Problem requirements →
In the listing below, pick out lines with "Pennsylvania".

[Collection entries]
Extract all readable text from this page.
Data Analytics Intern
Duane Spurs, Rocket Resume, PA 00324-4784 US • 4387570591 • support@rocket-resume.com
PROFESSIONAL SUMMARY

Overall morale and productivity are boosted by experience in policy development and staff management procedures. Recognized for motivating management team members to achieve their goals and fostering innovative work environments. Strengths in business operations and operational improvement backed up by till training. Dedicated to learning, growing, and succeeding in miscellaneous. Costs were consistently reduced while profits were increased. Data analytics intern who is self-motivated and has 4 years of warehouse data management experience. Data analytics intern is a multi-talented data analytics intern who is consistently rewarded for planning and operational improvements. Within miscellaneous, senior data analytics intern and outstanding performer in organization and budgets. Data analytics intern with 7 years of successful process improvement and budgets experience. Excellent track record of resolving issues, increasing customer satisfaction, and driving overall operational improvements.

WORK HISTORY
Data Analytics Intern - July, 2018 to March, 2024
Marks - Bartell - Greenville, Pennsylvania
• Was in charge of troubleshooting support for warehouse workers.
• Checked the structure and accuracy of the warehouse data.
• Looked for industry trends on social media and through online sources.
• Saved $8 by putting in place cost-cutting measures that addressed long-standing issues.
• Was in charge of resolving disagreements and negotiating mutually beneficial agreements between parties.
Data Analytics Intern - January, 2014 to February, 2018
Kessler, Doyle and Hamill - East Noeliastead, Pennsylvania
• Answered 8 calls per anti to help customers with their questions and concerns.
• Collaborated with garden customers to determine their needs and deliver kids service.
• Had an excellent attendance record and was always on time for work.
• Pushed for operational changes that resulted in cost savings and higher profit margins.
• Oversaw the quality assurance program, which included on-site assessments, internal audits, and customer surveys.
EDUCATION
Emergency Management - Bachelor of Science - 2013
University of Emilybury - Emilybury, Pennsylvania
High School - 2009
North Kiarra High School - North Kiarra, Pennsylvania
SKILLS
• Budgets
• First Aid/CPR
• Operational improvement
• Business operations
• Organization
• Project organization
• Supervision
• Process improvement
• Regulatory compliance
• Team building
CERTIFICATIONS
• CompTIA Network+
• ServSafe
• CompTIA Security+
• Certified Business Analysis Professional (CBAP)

Expected answer →
Marks - Bartell - Greenville, Pennsylvania
Kessler, Doyle and Hamill - East Noeliastead, Pennsylvania
University of Emilybury - Emilybury, Pennsylvania
North Kiarra High School - North Kiarra, Pennsylvania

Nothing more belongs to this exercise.